--- BEGIN ---

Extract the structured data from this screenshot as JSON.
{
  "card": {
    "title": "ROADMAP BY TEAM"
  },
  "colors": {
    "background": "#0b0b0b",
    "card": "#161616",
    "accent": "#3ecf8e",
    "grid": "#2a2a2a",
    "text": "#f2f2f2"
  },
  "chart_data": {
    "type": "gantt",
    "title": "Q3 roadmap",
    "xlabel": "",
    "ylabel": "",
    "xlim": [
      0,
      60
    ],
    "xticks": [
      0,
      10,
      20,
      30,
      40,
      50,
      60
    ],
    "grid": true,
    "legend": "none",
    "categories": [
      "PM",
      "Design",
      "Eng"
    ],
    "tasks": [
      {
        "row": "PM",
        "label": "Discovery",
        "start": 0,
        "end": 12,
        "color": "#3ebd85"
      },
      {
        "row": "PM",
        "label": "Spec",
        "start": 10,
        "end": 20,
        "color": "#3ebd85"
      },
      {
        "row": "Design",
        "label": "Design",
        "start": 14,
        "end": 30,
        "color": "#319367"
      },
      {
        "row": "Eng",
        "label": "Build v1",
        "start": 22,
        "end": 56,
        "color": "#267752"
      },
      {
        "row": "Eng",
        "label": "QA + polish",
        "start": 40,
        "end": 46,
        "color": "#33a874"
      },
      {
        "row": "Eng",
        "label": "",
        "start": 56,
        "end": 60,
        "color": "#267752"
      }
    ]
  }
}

--- END ---

- Exercise brief -
Look through the data above. Each line containing the word "title" needs to be copied.

- Task output -
    "title": "ROADMAP BY TEAM"
    "title": "Q3 roadmap",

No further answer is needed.